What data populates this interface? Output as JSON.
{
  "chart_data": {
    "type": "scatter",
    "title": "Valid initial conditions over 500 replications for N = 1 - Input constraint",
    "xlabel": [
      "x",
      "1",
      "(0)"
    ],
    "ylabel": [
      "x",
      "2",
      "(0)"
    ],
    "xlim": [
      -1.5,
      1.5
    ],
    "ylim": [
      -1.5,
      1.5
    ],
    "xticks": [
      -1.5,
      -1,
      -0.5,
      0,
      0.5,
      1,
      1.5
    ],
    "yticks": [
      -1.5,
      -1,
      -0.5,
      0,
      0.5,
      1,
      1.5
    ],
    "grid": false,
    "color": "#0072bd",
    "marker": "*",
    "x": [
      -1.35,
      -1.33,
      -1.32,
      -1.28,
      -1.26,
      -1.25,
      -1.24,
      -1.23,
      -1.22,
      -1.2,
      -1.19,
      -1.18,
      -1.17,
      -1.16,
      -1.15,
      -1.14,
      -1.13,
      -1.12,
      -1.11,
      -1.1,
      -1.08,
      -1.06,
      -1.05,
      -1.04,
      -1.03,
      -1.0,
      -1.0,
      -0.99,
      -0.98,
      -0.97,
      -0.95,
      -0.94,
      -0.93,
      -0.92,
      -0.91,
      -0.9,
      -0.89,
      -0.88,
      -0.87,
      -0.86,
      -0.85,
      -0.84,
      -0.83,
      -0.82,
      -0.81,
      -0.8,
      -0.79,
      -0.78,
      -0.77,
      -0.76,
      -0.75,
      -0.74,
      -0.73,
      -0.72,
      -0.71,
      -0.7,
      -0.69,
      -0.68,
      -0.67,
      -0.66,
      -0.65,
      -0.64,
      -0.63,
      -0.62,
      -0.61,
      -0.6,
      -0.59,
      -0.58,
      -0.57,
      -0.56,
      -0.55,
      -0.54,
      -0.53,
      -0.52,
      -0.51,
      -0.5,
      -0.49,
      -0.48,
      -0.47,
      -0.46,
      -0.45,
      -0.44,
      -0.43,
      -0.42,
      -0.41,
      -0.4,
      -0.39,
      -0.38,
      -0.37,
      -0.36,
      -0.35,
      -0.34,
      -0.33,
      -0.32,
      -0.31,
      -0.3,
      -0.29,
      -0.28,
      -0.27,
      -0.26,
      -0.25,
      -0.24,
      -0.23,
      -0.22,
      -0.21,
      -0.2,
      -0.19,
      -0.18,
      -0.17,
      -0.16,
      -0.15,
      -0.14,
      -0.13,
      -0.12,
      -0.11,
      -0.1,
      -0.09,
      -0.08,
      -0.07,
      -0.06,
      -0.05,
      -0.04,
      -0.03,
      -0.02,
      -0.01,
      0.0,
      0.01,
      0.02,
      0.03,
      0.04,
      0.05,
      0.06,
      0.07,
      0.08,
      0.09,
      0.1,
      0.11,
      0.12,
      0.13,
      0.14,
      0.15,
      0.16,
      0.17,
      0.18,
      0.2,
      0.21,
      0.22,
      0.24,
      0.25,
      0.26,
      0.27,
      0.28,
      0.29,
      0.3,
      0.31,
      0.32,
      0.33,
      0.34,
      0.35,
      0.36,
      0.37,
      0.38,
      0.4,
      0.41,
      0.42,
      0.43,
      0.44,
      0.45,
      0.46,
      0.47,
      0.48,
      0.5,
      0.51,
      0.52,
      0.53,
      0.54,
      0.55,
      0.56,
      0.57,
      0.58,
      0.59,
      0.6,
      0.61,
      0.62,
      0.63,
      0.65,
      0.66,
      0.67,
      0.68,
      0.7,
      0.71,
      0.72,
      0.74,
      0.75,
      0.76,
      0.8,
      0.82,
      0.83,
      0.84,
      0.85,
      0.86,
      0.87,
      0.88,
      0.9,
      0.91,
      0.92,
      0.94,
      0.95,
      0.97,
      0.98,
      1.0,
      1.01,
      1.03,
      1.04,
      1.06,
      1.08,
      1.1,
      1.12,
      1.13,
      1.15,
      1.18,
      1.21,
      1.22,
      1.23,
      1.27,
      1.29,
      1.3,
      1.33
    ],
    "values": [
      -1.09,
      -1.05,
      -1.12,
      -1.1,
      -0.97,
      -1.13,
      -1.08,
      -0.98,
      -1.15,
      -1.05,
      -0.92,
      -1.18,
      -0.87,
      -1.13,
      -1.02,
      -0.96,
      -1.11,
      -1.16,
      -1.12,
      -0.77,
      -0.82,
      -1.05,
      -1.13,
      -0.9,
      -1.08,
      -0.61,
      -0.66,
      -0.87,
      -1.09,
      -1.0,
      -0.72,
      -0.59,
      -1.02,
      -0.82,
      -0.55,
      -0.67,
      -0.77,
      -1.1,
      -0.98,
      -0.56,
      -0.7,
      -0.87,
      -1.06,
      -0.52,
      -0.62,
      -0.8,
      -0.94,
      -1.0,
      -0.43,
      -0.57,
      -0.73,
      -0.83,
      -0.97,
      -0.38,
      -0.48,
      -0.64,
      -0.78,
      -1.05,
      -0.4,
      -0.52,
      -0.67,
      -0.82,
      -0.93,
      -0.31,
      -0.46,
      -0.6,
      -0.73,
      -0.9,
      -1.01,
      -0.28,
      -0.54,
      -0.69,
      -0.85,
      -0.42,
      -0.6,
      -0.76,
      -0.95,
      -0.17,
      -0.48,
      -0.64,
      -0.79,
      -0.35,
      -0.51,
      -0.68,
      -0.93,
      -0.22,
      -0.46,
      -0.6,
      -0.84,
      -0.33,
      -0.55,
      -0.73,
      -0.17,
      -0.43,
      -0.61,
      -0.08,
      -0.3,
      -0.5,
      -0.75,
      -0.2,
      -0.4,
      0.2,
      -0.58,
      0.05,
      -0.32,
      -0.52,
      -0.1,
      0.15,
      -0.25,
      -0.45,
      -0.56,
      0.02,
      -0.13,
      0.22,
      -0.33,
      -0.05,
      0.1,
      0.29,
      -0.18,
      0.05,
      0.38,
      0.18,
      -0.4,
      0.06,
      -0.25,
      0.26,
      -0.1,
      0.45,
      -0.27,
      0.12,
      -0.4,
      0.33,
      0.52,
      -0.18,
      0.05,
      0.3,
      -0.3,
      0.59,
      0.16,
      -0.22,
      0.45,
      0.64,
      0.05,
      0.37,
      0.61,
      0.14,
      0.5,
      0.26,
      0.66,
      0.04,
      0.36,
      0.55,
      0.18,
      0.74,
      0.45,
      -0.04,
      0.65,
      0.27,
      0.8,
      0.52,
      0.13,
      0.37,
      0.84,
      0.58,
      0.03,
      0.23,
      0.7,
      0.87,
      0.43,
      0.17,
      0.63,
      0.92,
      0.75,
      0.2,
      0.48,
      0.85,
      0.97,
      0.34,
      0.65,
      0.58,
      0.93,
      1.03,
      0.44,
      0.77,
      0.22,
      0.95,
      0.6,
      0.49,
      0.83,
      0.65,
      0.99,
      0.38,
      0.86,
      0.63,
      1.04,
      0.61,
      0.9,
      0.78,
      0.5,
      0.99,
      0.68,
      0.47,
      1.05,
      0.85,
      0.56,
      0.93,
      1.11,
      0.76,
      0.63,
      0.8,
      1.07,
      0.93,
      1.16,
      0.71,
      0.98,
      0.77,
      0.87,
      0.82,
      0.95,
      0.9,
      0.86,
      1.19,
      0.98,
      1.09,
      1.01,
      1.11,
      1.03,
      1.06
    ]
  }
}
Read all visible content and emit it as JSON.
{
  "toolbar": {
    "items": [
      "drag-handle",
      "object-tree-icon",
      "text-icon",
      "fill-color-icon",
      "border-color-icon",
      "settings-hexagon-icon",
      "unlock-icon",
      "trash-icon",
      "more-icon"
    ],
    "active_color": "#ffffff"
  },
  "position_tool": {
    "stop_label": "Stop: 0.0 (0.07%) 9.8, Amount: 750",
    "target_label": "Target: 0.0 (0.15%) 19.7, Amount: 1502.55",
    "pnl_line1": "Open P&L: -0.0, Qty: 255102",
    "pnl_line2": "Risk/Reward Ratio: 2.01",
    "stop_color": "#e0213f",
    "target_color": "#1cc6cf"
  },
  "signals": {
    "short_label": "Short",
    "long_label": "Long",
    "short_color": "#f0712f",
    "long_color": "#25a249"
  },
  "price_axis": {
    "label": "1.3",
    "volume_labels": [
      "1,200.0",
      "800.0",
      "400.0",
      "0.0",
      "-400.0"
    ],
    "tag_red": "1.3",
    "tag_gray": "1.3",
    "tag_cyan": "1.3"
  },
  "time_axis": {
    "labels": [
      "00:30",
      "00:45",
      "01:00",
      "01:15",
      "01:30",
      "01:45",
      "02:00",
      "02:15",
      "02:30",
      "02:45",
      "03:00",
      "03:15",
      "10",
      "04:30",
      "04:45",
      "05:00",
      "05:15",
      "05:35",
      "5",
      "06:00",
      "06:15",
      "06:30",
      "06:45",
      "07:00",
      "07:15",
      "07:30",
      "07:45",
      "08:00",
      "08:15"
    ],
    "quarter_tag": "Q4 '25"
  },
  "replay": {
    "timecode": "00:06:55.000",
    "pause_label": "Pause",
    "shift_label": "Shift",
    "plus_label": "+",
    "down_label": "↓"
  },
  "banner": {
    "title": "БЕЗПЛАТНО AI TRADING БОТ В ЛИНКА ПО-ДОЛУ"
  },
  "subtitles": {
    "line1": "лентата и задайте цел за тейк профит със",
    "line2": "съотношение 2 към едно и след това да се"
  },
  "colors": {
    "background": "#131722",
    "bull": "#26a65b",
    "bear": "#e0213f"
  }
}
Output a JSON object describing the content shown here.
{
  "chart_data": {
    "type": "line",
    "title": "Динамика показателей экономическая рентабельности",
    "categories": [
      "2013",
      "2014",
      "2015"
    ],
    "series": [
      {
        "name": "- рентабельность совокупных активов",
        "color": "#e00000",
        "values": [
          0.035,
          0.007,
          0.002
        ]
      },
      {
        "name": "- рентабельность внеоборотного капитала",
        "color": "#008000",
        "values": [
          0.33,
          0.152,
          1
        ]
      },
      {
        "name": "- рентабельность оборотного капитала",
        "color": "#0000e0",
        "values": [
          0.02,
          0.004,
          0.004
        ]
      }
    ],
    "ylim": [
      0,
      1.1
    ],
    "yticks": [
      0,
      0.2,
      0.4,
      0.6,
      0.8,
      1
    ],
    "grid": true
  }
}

--------

### [JOB]
How many lines of these entries contain the string "капитала"? Reply with the number alone.

### [TASK RESPONSE]
2